» **TO BE DONE**: Find the lines holding the string "Train" in the data, then copy all of them.

(Figure collection entries)
━━━━━━━━━━━━━━━━

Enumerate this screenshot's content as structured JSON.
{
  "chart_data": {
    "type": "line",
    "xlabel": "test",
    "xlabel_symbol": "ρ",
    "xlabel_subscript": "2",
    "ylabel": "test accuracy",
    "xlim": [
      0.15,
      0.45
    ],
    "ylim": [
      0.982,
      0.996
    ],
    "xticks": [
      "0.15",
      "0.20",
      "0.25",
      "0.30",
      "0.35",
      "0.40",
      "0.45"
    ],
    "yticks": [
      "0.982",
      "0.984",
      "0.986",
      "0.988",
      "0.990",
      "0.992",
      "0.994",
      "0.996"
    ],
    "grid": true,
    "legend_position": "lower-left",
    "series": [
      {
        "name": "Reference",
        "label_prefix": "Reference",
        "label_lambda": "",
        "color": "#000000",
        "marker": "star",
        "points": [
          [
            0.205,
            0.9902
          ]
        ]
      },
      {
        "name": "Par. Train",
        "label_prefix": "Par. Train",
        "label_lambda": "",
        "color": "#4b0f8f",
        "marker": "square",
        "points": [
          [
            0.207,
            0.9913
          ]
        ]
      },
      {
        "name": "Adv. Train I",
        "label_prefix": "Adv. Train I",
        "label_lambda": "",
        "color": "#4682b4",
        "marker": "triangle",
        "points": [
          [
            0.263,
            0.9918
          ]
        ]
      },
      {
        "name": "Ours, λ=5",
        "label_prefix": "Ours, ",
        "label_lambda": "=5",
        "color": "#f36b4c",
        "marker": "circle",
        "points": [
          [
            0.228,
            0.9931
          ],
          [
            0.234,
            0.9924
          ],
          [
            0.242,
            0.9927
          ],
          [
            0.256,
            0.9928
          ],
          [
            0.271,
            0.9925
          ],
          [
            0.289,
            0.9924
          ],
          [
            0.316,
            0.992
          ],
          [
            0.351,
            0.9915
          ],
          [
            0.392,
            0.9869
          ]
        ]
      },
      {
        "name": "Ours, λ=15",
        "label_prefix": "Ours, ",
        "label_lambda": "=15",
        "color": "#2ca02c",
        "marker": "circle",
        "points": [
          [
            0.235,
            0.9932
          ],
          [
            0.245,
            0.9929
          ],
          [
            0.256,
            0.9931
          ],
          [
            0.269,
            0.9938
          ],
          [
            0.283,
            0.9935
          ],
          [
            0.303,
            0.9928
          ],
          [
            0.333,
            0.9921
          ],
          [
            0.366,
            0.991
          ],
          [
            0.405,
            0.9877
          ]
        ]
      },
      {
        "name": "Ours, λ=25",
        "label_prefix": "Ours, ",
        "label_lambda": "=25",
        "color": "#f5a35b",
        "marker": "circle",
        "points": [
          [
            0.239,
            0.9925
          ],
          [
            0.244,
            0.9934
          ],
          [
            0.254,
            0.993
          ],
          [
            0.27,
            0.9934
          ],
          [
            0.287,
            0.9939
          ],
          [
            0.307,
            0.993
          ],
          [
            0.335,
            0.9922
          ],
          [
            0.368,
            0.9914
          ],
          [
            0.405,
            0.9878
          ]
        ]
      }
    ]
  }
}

━━━━━━━━━━━━━━━━

» **RESULT OF THE EXERCISE**:
        "name": "Par. Train",
        "label_prefix": "Par. Train",
        "name": "Adv. Train I",
        "label_prefix": "Adv. Train I",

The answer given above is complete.